Record set:
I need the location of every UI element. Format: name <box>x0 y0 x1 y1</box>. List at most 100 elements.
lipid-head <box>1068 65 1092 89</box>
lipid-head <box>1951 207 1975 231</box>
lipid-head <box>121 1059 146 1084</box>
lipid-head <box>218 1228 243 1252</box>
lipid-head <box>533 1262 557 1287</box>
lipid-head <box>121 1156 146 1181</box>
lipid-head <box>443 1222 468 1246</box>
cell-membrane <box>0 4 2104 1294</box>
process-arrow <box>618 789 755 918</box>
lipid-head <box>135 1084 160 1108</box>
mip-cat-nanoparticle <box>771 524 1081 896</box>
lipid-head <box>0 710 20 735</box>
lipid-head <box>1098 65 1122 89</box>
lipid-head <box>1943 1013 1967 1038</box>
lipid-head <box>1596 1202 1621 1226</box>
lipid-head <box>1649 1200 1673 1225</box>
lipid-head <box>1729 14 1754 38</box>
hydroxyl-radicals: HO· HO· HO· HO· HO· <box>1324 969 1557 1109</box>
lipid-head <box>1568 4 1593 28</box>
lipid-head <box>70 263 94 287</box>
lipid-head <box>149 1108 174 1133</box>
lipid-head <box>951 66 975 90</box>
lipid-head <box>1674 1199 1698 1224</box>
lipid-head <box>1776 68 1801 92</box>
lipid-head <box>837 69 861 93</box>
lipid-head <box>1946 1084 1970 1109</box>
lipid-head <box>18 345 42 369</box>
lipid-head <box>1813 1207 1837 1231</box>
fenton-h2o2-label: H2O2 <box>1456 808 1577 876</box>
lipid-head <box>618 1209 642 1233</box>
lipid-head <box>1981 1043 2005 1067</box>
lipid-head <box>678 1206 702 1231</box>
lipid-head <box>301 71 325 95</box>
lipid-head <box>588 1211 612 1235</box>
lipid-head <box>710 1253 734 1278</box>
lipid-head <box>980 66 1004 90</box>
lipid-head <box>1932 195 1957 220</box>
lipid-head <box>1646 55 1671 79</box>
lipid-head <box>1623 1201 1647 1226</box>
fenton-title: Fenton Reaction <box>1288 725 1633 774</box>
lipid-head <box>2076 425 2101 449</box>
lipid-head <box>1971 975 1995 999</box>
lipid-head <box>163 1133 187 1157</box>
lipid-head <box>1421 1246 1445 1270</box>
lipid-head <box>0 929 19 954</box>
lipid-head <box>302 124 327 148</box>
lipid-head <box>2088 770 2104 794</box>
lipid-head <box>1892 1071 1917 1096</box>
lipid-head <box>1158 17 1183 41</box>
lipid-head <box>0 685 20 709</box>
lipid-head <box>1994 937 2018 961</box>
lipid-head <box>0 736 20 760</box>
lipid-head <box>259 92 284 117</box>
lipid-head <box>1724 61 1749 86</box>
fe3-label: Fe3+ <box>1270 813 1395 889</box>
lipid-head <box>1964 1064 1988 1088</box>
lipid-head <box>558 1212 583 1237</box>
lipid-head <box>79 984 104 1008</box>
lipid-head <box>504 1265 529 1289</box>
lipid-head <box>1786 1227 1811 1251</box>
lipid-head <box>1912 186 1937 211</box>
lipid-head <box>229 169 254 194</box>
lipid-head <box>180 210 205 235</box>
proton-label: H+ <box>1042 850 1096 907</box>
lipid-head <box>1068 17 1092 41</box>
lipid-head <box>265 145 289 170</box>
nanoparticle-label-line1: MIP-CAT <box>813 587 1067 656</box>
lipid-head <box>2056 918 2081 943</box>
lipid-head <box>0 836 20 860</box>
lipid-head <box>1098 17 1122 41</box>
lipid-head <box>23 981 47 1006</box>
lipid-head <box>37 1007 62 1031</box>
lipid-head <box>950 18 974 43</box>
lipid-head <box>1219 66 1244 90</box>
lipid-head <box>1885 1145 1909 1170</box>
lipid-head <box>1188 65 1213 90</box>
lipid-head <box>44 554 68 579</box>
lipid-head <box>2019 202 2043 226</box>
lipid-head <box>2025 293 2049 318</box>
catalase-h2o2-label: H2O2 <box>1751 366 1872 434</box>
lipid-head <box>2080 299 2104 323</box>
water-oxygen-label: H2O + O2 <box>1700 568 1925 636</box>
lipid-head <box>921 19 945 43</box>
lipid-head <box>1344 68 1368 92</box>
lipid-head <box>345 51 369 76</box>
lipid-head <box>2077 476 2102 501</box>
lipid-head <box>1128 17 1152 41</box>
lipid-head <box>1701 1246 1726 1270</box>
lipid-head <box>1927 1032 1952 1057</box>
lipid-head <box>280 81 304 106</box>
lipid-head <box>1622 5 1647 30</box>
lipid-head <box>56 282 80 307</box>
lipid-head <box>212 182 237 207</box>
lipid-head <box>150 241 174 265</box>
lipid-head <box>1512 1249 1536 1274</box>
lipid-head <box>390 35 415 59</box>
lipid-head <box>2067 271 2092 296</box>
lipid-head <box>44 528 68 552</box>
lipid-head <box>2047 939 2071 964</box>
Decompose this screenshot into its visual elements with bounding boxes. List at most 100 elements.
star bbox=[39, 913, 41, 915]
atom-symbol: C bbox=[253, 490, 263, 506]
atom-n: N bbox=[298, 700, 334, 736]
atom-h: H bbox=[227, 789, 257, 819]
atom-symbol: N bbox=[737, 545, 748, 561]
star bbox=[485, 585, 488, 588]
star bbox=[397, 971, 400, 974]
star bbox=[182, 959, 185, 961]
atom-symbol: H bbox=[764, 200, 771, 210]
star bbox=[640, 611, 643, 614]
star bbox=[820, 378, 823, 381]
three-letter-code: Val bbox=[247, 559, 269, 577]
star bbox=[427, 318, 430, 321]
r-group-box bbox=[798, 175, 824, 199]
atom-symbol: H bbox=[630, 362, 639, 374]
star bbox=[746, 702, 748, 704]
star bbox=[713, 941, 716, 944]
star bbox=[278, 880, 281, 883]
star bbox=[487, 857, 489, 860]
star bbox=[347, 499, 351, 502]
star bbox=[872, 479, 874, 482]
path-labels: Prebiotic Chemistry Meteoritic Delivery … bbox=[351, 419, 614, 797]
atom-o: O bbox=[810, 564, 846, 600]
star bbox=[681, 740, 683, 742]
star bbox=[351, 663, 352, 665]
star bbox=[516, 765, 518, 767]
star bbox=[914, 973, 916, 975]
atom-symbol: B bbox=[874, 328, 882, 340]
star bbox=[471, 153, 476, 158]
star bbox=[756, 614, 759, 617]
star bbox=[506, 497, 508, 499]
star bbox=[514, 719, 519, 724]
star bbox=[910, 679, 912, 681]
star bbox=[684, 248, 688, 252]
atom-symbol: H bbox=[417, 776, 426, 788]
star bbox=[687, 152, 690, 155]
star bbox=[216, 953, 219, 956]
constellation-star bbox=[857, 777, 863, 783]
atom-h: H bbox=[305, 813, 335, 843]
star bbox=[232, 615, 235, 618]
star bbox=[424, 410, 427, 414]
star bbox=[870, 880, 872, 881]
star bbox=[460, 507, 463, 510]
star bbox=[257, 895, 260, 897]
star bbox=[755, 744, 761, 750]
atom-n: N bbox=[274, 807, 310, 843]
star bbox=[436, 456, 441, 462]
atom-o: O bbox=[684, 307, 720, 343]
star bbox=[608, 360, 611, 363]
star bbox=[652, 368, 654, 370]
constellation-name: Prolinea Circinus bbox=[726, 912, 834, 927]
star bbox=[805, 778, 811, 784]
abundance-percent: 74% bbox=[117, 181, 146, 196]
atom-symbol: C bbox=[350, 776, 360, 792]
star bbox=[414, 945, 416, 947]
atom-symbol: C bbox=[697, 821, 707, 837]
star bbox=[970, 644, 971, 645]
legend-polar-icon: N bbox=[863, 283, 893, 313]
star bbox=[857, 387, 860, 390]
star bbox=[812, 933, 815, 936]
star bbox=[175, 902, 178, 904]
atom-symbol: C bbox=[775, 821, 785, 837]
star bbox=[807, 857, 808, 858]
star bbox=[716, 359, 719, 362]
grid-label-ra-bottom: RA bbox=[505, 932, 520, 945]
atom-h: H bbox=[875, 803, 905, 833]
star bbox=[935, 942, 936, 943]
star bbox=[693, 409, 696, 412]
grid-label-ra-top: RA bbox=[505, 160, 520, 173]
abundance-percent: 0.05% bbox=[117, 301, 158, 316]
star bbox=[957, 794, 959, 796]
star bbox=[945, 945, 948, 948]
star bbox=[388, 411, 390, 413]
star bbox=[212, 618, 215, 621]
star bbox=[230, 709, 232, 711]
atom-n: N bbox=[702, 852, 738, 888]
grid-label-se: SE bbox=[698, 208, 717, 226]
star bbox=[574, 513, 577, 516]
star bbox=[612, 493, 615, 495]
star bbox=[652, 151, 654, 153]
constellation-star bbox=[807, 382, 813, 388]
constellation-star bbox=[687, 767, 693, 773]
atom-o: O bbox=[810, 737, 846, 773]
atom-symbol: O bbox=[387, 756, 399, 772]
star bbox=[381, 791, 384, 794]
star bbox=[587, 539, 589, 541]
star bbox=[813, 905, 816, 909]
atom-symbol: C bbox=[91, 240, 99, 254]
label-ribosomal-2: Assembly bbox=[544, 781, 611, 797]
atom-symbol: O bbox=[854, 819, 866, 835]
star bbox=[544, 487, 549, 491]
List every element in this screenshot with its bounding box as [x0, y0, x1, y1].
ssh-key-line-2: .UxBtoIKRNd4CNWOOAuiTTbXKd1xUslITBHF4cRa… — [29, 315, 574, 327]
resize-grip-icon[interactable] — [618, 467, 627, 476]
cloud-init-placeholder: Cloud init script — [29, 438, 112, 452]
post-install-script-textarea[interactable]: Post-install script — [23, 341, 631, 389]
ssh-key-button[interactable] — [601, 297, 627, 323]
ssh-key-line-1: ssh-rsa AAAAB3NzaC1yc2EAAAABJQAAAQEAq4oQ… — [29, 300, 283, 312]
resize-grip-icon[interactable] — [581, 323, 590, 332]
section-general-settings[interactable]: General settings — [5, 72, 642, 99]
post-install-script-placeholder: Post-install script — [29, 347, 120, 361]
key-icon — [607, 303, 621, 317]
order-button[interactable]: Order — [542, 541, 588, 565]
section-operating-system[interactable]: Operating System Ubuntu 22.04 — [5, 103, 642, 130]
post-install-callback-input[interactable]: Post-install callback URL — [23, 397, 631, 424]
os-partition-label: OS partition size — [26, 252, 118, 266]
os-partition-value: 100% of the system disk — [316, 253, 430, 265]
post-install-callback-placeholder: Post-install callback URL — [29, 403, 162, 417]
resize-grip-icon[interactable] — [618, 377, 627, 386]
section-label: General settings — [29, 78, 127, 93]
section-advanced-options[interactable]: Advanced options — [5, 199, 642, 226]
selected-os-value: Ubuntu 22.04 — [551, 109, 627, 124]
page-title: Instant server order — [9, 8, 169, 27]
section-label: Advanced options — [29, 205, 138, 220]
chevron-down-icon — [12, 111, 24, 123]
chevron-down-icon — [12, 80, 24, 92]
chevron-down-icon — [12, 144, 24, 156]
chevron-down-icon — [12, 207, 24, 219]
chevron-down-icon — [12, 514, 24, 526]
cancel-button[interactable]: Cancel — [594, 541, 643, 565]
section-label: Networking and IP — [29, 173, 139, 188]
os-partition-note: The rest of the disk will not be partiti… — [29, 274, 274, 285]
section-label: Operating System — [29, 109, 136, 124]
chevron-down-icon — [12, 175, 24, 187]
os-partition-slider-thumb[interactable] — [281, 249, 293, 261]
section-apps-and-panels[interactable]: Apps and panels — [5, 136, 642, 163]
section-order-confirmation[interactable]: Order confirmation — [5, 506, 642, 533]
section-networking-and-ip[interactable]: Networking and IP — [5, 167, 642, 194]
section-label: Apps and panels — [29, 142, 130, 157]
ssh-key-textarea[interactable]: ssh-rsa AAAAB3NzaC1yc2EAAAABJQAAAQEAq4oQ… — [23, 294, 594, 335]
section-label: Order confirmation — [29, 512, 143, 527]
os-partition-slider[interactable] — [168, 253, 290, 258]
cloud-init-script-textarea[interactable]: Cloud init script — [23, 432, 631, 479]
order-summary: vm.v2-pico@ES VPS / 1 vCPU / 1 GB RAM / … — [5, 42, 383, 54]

What you have to do: Copy the entries from the first line through the line containing "lipid-head <box>1946 1084 1970 1109</box>", substituting "flow-arrow" for "process-arrow" and leaving everything else unchanged.

Task output:
I need the location of every UI element. Format: name <box>x0 y0 x1 y1</box>. List at most 100 elements.
lipid-head <box>1068 65 1092 89</box>
lipid-head <box>1951 207 1975 231</box>
lipid-head <box>121 1059 146 1084</box>
lipid-head <box>218 1228 243 1252</box>
lipid-head <box>533 1262 557 1287</box>
lipid-head <box>121 1156 146 1181</box>
lipid-head <box>443 1222 468 1246</box>
cell-membrane <box>0 4 2104 1294</box>
flow-arrow <box>618 789 755 918</box>
lipid-head <box>135 1084 160 1108</box>
mip-cat-nanoparticle <box>771 524 1081 896</box>
lipid-head <box>0 710 20 735</box>
lipid-head <box>1098 65 1122 89</box>
lipid-head <box>1943 1013 1967 1038</box>
lipid-head <box>1596 1202 1621 1226</box>
lipid-head <box>1649 1200 1673 1225</box>
lipid-head <box>1729 14 1754 38</box>
hydroxyl-radicals: HO· HO· HO· HO· HO· <box>1324 969 1557 1109</box>
lipid-head <box>1568 4 1593 28</box>
lipid-head <box>70 263 94 287</box>
lipid-head <box>149 1108 174 1133</box>
lipid-head <box>951 66 975 90</box>
lipid-head <box>1674 1199 1698 1224</box>
lipid-head <box>1776 68 1801 92</box>
lipid-head <box>837 69 861 93</box>
lipid-head <box>1946 1084 1970 1109</box>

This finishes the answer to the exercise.